>> Start

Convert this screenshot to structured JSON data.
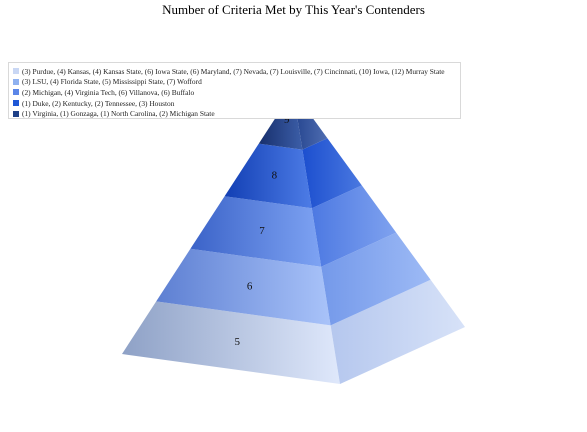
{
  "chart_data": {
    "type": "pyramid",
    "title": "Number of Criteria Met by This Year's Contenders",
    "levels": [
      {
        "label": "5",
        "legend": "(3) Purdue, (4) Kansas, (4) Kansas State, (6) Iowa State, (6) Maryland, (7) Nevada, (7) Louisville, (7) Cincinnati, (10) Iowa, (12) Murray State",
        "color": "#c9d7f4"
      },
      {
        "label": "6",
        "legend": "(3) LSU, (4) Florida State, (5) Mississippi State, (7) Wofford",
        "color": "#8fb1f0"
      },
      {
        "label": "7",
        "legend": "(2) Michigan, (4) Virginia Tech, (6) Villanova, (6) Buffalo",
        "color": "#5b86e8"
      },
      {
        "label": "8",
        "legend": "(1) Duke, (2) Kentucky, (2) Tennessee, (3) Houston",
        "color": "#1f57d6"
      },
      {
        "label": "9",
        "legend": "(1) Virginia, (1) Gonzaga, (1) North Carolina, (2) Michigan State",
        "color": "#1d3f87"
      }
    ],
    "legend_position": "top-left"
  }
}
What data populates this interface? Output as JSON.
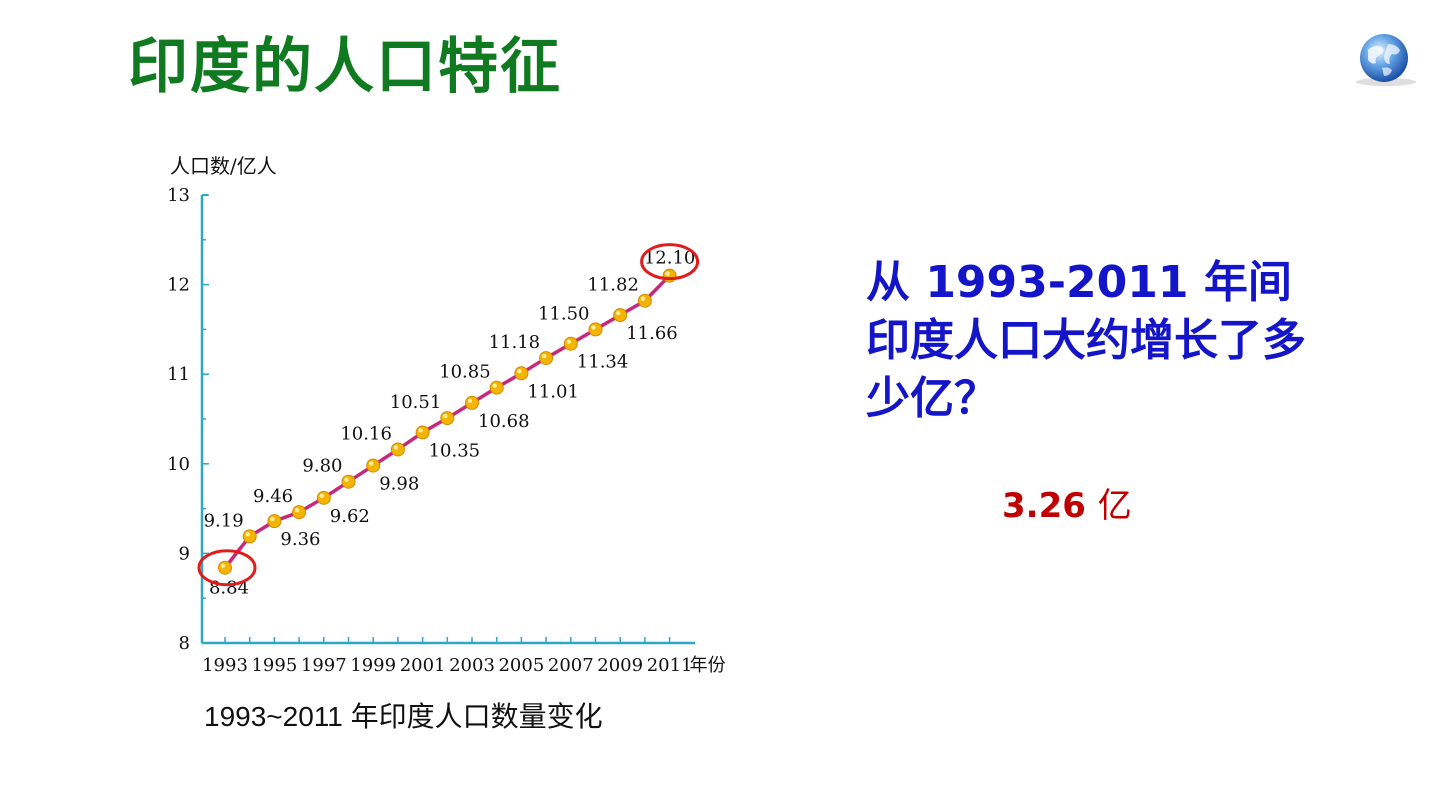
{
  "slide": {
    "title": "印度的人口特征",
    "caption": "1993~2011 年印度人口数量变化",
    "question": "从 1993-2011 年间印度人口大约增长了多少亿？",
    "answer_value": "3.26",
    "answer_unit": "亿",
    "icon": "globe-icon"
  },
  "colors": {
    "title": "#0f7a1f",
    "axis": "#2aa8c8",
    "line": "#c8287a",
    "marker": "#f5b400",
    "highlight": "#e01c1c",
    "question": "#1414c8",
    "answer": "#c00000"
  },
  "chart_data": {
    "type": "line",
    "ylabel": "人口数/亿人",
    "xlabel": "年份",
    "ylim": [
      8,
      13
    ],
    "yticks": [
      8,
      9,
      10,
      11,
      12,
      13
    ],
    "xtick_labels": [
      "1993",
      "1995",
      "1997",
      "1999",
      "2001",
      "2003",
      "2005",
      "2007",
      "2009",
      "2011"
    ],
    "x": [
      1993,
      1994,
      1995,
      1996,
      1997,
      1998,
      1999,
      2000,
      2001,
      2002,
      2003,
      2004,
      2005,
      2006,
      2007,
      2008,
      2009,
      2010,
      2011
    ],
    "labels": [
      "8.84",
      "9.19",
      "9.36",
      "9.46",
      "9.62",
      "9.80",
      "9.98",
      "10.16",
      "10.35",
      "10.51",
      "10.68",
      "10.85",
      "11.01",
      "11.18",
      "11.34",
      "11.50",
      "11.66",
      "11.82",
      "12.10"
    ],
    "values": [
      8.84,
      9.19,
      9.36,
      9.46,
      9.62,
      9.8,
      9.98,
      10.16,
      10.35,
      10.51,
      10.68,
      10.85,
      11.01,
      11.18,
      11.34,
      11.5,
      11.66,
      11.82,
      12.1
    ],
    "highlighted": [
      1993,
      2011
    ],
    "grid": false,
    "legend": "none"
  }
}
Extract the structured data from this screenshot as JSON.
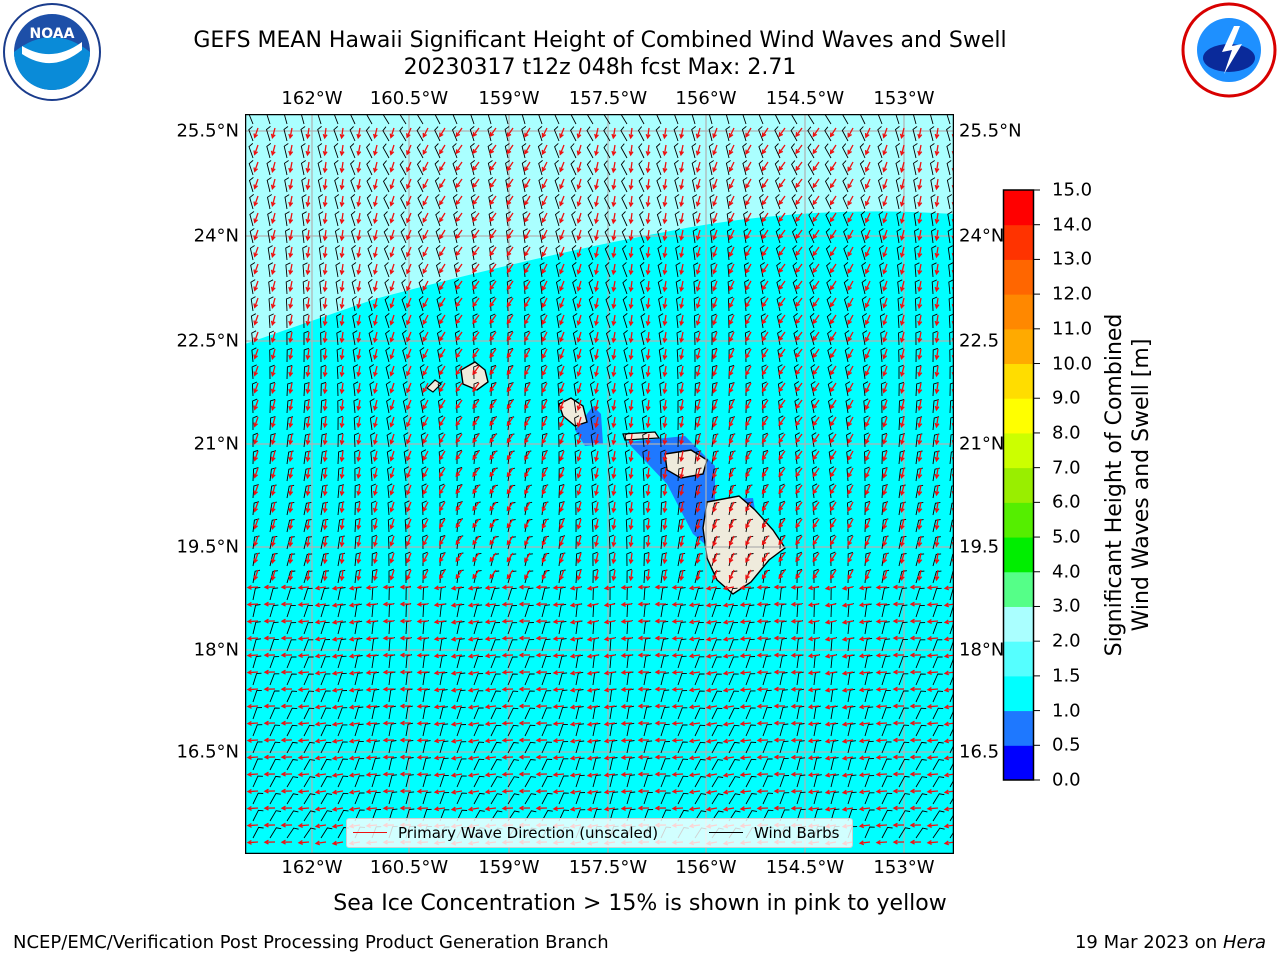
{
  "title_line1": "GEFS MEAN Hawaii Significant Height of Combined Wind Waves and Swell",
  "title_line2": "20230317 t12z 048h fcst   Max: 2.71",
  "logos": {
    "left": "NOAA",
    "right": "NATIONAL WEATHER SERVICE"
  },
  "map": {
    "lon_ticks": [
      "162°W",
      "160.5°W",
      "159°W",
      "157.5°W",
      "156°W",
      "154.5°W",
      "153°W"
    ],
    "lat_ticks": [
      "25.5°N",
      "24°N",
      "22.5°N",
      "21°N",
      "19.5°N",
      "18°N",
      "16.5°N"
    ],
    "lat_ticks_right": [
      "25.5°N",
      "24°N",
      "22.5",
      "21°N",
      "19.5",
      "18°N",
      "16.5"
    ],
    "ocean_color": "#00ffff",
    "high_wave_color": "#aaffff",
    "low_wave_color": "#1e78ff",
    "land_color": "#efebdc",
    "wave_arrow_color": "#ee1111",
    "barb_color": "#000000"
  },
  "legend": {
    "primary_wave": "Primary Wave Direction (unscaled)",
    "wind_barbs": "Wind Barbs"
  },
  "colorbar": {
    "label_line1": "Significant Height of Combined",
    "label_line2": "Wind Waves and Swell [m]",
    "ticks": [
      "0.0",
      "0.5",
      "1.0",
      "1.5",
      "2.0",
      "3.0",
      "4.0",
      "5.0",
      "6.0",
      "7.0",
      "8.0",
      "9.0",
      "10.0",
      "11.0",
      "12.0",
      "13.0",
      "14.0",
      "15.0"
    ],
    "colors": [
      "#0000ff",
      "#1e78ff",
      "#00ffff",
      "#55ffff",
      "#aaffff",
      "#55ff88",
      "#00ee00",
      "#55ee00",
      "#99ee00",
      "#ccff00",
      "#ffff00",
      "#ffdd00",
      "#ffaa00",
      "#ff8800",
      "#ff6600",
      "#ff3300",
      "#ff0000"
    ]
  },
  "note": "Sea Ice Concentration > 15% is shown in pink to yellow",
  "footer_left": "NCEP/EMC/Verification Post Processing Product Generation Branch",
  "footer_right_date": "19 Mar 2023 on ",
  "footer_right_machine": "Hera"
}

>> End

Can you restate all the records above word for word while dropping the pictures?

Convert this screenshot to structured JSON data.
{
  "chart_data": {
    "type": "pyramid",
    "title": "Number of Criteria Met by This Year's Contenders",
    "levels": [
      {
        "label": "5",
        "legend": "(3) Purdue, (4) Kansas, (4) Kansas State, (6) Iowa State, (6) Maryland, (7) Nevada, (7) Louisville, (7) Cincinnati, (10) Iowa, (12) Murray State",
        "color": "#c9d7f4"
      },
      {
        "label": "6",
        "legend": "(3) LSU, (4) Florida State, (5) Mississippi State, (7) Wofford",
        "color": "#8fb1f0"
      },
      {
        "label": "7",
        "legend": "(2) Michigan, (4) Virginia Tech, (6) Villanova, (6) Buffalo",
        "color": "#5b86e8"
      },
      {
        "label": "8",
        "legend": "(1) Duke, (2) Kentucky, (2) Tennessee, (3) Houston",
        "color": "#1f57d6"
      },
      {
        "label": "9",
        "legend": "(1) Virginia, (1) Gonzaga, (1) North Carolina, (2) Michigan State",
        "color": "#1d3f87"
      }
    ],
    "legend_position": "top-left"
  }
}
What data populates this interface? Output as JSON.
{
  "slide": {
    "title": "印度的人口特征",
    "caption": "1993~2011 年印度人口数量变化",
    "question": "从 1993-2011 年间印度人口大约增长了多少亿？",
    "answer_value": "3.26",
    "answer_unit": "亿",
    "icon": "globe-icon"
  },
  "colors": {
    "title": "#0f7a1f",
    "axis": "#2aa8c8",
    "line": "#c8287a",
    "marker": "#f5b400",
    "highlight": "#e01c1c",
    "question": "#1414c8",
    "answer": "#c00000"
  },
  "chart_data": {
    "type": "line",
    "ylabel": "人口数/亿人",
    "xlabel": "年份",
    "ylim": [
      8,
      13
    ],
    "yticks": [
      8,
      9,
      10,
      11,
      12,
      13
    ],
    "xtick_labels": [
      "1993",
      "1995",
      "1997",
      "1999",
      "2001",
      "2003",
      "2005",
      "2007",
      "2009",
      "2011"
    ],
    "x": [
      1993,
      1994,
      1995,
      1996,
      1997,
      1998,
      1999,
      2000,
      2001,
      2002,
      2003,
      2004,
      2005,
      2006,
      2007,
      2008,
      2009,
      2010,
      2011
    ],
    "labels": [
      "8.84",
      "9.19",
      "9.36",
      "9.46",
      "9.62",
      "9.80",
      "9.98",
      "10.16",
      "10.35",
      "10.51",
      "10.68",
      "10.85",
      "11.01",
      "11.18",
      "11.34",
      "11.50",
      "11.66",
      "11.82",
      "12.10"
    ],
    "values": [
      8.84,
      9.19,
      9.36,
      9.46,
      9.62,
      9.8,
      9.98,
      10.16,
      10.35,
      10.51,
      10.68,
      10.85,
      11.01,
      11.18,
      11.34,
      11.5,
      11.66,
      11.82,
      12.1
    ],
    "highlighted": [
      1993,
      2011
    ],
    "grid": false,
    "legend": "none"
  }
}
Extract the structured data from this screenshot as JSON.
{
  "title_line1": "GEFS MEAN Hawaii Significant Height of Combined Wind Waves and Swell",
  "title_line2": "20230317 t12z 048h fcst   Max: 2.71",
  "logos": {
    "left": "NOAA",
    "right": "NATIONAL WEATHER SERVICE"
  },
  "map": {
    "lon_ticks": [
      "162°W",
      "160.5°W",
      "159°W",
      "157.5°W",
      "156°W",
      "154.5°W",
      "153°W"
    ],
    "lat_ticks": [
      "25.5°N",
      "24°N",
      "22.5°N",
      "21°N",
      "19.5°N",
      "18°N",
      "16.5°N"
    ],
    "lat_ticks_right": [
      "25.5°N",
      "24°N",
      "22.5",
      "21°N",
      "19.5",
      "18°N",
      "16.5"
    ],
    "ocean_color": "#00ffff",
    "high_wave_color": "#aaffff",
    "low_wave_color": "#1e78ff",
    "land_color": "#efebdc",
    "wave_arrow_color": "#ee1111",
    "barb_color": "#000000"
  },
  "legend": {
    "primary_wave": "Primary Wave Direction (unscaled)",
    "wind_barbs": "Wind Barbs"
  },
  "colorbar": {
    "label_line1": "Significant Height of Combined",
    "label_line2": "Wind Waves and Swell [m]",
    "ticks": [
      "0.0",
      "0.5",
      "1.0",
      "1.5",
      "2.0",
      "3.0",
      "4.0",
      "5.0",
      "6.0",
      "7.0",
      "8.0",
      "9.0",
      "10.0",
      "11.0",
      "12.0",
      "13.0",
      "14.0",
      "15.0"
    ],
    "colors": [
      "#0000ff",
      "#1e78ff",
      "#00ffff",
      "#55ffff",
      "#aaffff",
      "#55ff88",
      "#00ee00",
      "#55ee00",
      "#99ee00",
      "#ccff00",
      "#ffff00",
      "#ffdd00",
      "#ffaa00",
      "#ff8800",
      "#ff6600",
      "#ff3300",
      "#ff0000"
    ]
  },
  "note": "Sea Ice Concentration > 15% is shown in pink to yellow",
  "footer_left": "NCEP/EMC/Verification Post Processing Product Generation Branch",
  "footer_right_date": "19 Mar 2023 on ",
  "footer_right_machine": "Hera"
}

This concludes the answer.